* [RECORDS FOR THIS EXERCISE]
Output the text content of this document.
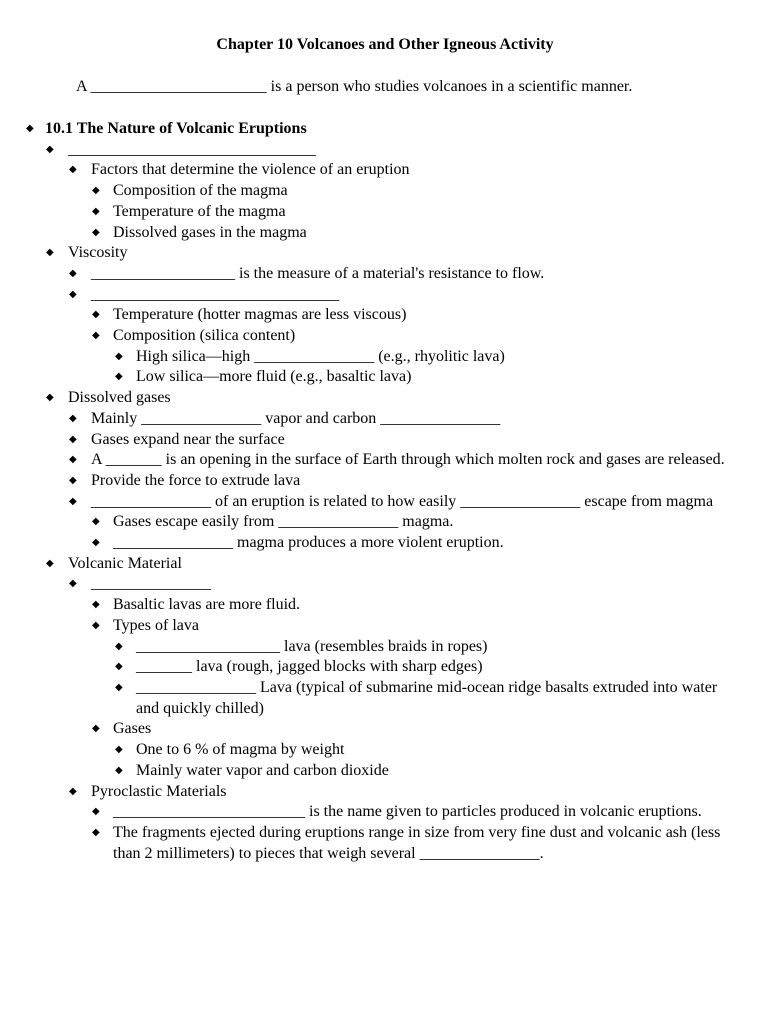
Chapter 10 Volcanoes and Other Igneous Activity
A ______________________ is a person who studies volcanoes in a scientific manner.
◆ 10.1 The Nature of Volcanic Eruptions
◆ _______________________________
◆ Factors that determine the violence of an eruption
◆ Composition of the magma
◆ Temperature of the magma
◆ Dissolved gases in the magma
◆ Viscosity
◆ __________________ is the measure of a material's resistance to flow.
◆ _______________________________
◆ Temperature (hotter magmas are less viscous)
◆ Composition (silica content)
◆ High silica—high _______________ (e.g., rhyolitic lava)
◆ Low silica—more fluid (e.g., basaltic lava)
◆ Dissolved gases
◆ Mainly _______________ vapor and carbon _______________
◆ Gases expand near the surface
◆ A _______ is an opening in the surface of Earth through which molten rock and gases are released.
◆ Provide the force to extrude lava
◆ _______________ of an eruption is related to how easily _______________ escape from magma
◆ Gases escape easily from _______________ magma.
◆ _______________ magma produces a more violent eruption.
◆ Volcanic Material
◆ _______________
◆ Basaltic lavas are more fluid.
◆ Types of lava
◆ __________________ lava (resembles braids in ropes)
◆ _______ lava (rough, jagged blocks with sharp edges)
◆ _______________ Lava (typical of submarine mid-ocean ridge basalts extruded into water and quickly chilled)
◆ Gases
◆ One to 6 % of magma by weight
◆ Mainly water vapor and carbon dioxide
◆ Pyroclastic Materials
◆ ________________________ is the name given to particles produced in volcanic eruptions.
◆ The fragments ejected during eruptions range in size from very fine dust and volcanic ash (less than 2 millimeters) to pieces that weigh several _______________.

* [THE PROBLEM]
Across the data above, how many lines include the word "easily"? Give only the count.

* [FINAL ANSWER]
2